### What the task asks
Work out the number of lines with the word "heading" in the material below, then reply with that number only.

### Data for processing
===

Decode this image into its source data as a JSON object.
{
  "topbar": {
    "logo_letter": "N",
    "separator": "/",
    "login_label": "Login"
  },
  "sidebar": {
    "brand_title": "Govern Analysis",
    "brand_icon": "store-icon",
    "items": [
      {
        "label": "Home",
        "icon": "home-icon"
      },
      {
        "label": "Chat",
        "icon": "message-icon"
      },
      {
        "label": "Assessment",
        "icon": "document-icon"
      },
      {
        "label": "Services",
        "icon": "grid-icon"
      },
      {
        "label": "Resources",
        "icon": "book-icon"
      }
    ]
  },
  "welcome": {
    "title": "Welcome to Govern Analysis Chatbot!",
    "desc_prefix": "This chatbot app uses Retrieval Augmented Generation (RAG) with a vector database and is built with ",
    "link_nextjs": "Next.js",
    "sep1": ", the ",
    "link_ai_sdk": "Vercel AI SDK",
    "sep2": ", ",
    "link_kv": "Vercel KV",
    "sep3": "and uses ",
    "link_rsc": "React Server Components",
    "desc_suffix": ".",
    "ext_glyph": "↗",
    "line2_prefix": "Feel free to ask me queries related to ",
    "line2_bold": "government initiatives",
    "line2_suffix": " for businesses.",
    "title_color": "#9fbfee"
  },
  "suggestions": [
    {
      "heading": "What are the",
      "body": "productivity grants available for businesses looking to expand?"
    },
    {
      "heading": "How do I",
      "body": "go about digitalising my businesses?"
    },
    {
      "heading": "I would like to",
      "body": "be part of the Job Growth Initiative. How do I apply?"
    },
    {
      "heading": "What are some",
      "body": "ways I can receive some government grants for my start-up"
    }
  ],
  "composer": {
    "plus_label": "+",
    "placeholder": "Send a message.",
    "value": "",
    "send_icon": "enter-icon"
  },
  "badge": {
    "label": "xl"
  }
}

===

### Answer for this exercise
4